# TASK PROMPT:
Using the records provided below, locate and copy each line that contains the word "spreekt".

# RECORD SET:
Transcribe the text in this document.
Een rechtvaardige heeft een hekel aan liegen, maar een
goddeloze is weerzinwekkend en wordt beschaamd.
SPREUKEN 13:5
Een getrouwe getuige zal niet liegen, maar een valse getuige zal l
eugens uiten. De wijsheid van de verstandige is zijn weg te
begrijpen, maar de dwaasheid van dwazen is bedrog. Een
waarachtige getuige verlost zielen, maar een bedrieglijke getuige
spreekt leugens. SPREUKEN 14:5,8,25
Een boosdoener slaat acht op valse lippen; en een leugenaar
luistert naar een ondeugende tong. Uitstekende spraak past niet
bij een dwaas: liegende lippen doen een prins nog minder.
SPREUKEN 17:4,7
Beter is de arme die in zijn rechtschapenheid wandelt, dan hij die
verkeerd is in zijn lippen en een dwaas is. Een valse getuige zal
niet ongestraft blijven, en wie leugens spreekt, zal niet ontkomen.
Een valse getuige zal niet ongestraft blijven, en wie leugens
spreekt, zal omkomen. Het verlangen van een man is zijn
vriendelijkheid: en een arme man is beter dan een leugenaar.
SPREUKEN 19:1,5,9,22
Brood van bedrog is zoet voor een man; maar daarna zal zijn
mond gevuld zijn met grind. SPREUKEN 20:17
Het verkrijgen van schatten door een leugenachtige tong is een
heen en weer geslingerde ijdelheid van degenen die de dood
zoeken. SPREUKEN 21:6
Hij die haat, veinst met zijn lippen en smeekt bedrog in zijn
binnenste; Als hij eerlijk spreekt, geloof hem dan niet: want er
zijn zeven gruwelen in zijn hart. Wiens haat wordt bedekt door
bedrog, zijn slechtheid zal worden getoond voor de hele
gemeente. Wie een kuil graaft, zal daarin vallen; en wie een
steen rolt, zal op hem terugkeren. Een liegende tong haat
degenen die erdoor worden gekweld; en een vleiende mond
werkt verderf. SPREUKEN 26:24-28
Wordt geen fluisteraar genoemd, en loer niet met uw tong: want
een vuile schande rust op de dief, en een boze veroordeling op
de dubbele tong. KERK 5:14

# TASK RESPONSE:
spreekt leugens. SPREUKEN 14:5,8,25
niet ongestraft blijven, en wie leugens spreekt, zal niet ontkomen.
spreekt, zal omkomen. Het verlangen van een man is zijn
binnenste; Als hij eerlijk spreekt, geloof hem dan niet: want er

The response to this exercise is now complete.